**DIRECTIONS FOR THIS TASK:** Quote all lines below exactly. Images stay out.
>> BEGIN
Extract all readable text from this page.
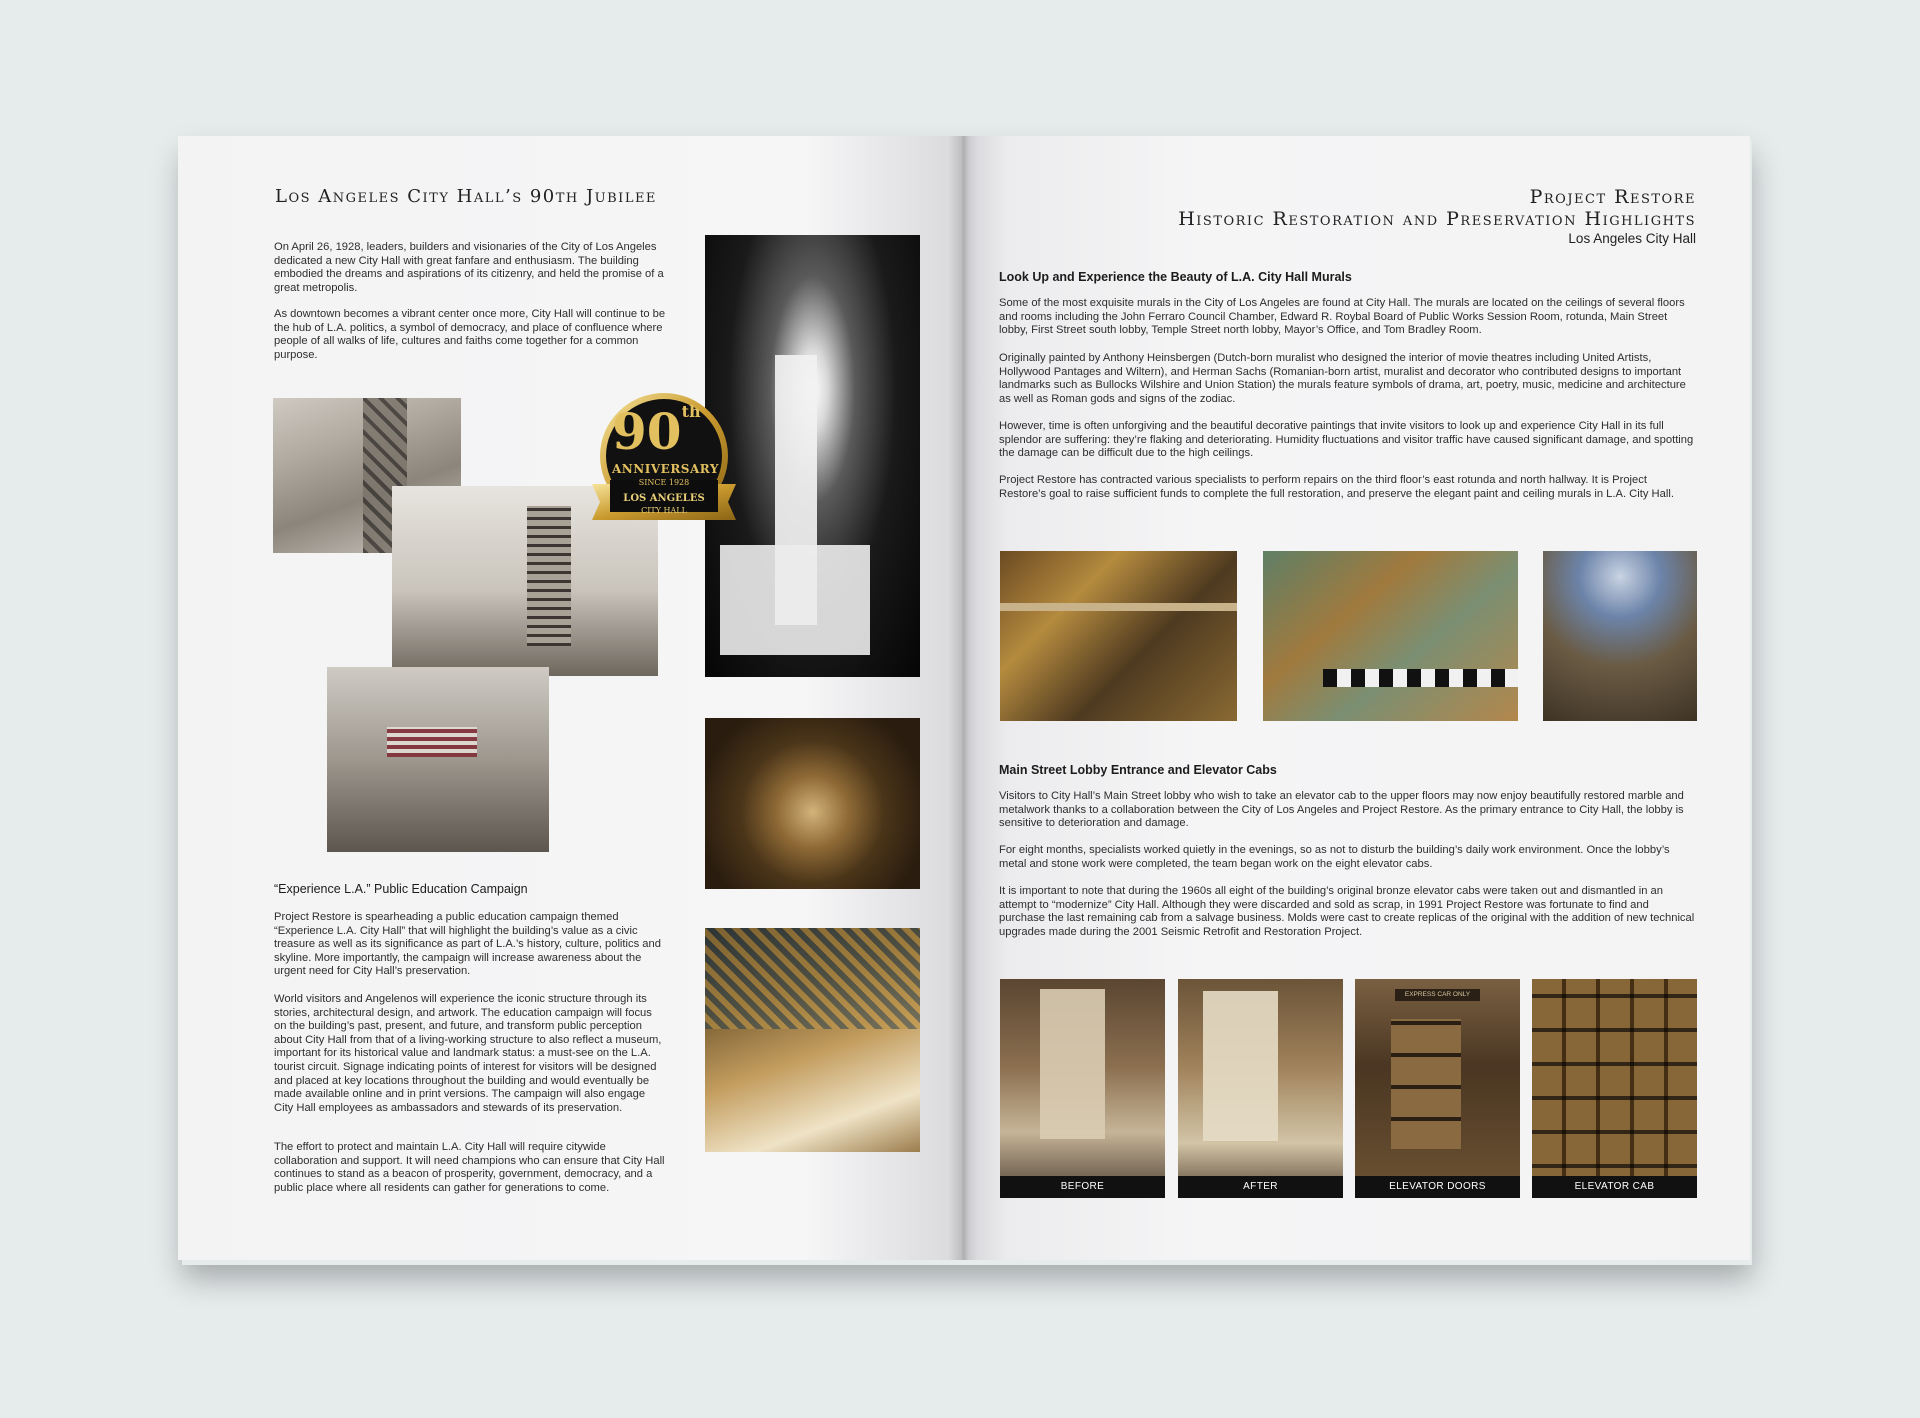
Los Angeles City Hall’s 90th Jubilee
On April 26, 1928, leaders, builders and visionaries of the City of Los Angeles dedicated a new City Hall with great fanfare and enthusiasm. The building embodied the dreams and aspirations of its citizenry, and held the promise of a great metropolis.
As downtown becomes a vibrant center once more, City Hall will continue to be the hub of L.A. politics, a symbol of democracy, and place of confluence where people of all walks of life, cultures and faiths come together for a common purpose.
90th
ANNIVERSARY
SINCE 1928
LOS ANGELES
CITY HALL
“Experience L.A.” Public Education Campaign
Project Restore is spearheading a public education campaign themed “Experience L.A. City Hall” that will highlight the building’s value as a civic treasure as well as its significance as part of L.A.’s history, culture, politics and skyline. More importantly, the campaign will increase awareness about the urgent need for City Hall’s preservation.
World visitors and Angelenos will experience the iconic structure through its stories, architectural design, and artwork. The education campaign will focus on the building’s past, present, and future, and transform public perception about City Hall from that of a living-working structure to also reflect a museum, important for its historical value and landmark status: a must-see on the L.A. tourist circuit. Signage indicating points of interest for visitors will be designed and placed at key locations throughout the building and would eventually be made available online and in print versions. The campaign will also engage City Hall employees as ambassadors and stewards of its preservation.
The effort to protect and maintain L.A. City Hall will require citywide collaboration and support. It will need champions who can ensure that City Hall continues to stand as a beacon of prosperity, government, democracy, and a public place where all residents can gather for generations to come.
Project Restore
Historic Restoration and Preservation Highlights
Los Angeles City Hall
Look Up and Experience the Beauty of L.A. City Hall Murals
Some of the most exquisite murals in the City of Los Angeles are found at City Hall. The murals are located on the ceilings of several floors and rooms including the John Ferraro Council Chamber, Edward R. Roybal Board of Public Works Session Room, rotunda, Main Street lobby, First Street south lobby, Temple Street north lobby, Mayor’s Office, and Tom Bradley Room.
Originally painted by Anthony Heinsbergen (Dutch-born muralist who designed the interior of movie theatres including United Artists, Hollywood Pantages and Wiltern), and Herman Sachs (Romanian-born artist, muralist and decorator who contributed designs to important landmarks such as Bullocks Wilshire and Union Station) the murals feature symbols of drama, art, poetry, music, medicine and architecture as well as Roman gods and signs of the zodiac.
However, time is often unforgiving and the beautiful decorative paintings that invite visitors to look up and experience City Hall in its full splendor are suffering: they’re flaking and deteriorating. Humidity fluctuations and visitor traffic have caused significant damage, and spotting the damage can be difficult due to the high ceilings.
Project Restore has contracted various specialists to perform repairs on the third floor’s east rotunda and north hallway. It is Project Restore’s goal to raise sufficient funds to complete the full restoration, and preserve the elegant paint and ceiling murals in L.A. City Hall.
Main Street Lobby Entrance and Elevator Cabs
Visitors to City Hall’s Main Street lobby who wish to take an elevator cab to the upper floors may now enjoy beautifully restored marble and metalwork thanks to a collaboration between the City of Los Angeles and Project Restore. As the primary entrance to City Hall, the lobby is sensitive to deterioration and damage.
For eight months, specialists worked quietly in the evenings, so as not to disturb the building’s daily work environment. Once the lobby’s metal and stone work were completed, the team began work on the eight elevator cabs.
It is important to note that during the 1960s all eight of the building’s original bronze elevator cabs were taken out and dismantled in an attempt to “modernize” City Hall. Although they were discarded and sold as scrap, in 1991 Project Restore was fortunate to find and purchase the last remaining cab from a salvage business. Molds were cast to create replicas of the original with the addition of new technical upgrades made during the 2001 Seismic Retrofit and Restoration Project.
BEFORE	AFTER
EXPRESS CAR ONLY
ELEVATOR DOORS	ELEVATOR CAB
>> END
**REPLY:**
Extract all readable text from this page.
Los Angeles City Hall’s 90th Jubilee
On April 26, 1928, leaders, builders and visionaries of the City of Los Angeles dedicated a new City Hall with great fanfare and enthusiasm. The building embodied the dreams and aspirations of its citizenry, and held the promise of a great metropolis.
As downtown becomes a vibrant center once more, City Hall will continue to be the hub of L.A. politics, a symbol of democracy, and place of confluence where people of all walks of life, cultures and faiths come together for a common purpose.
90th
ANNIVERSARY
SINCE 1928
LOS ANGELES
CITY HALL
“Experience L.A.” Public Education Campaign
Project Restore is spearheading a public education campaign themed “Experience L.A. City Hall” that will highlight the building’s value as a civic treasure as well as its significance as part of L.A.’s history, culture, politics and skyline. More importantly, the campaign will increase awareness about the urgent need for City Hall’s preservation.
World visitors and Angelenos will experience the iconic structure through its stories, architectural design, and artwork. The education campaign will focus on the building’s past, present, and future, and transform public perception about City Hall from that of a living-working structure to also reflect a museum, important for its historical value and landmark status: a must-see on the L.A. tourist circuit. Signage indicating points of interest for visitors will be designed and placed at key locations throughout the building and would eventually be made available online and in print versions. The campaign will also engage City Hall employees as ambassadors and stewards of its preservation.
The effort to protect and maintain L.A. City Hall will require citywide collaboration and support. It will need champions who can ensure that City Hall continues to stand as a beacon of prosperity, government, democracy, and a public place where all residents can gather for generations to come.
Project Restore
Historic Restoration and Preservation Highlights
Los Angeles City Hall
Look Up and Experience the Beauty of L.A. City Hall Murals
Some of the most exquisite murals in the City of Los Angeles are found at City Hall. The murals are located on the ceilings of several floors and rooms including the John Ferraro Council Chamber, Edward R. Roybal Board of Public Works Session Room, rotunda, Main Street lobby, First Street south lobby, Temple Street north lobby, Mayor’s Office, and Tom Bradley Room.
Originally painted by Anthony Heinsbergen (Dutch-born muralist who designed the interior of movie theatres including United Artists, Hollywood Pantages and Wiltern), and Herman Sachs (Romanian-born artist, muralist and decorator who contributed designs to important landmarks such as Bullocks Wilshire and Union Station) the murals feature symbols of drama, art, poetry, music, medicine and architecture as well as Roman gods and signs of the zodiac.
However, time is often unforgiving and the beautiful decorative paintings that invite visitors to look up and experience City Hall in its full splendor are suffering: they’re flaking and deteriorating. Humidity fluctuations and visitor traffic have caused significant damage, and spotting the damage can be difficult due to the high ceilings.
Project Restore has contracted various specialists to perform repairs on the third floor’s east rotunda and north hallway. It is Project Restore’s goal to raise sufficient funds to complete the full restoration, and preserve the elegant paint and ceiling murals in L.A. City Hall.
Main Street Lobby Entrance and Elevator Cabs
Visitors to City Hall’s Main Street lobby who wish to take an elevator cab to the upper floors may now enjoy beautifully restored marble and metalwork thanks to a collaboration between the City of Los Angeles and Project Restore. As the primary entrance to City Hall, the lobby is sensitive to deterioration and damage.
For eight months, specialists worked quietly in the evenings, so as not to disturb the building’s daily work environment. Once the lobby’s metal and stone work were completed, the team began work on the eight elevator cabs.
It is important to note that during the 1960s all eight of the building’s original bronze elevator cabs were taken out and dismantled in an attempt to “modernize” City Hall. Although they were discarded and sold as scrap, in 1991 Project Restore was fortunate to find and purchase the last remaining cab from a salvage business. Molds were cast to create replicas of the original with the addition of new technical upgrades made during the 2001 Seismic Retrofit and Restoration Project.
BEFORE	AFTER
EXPRESS CAR ONLY
ELEVATOR DOORS	ELEVATOR CAB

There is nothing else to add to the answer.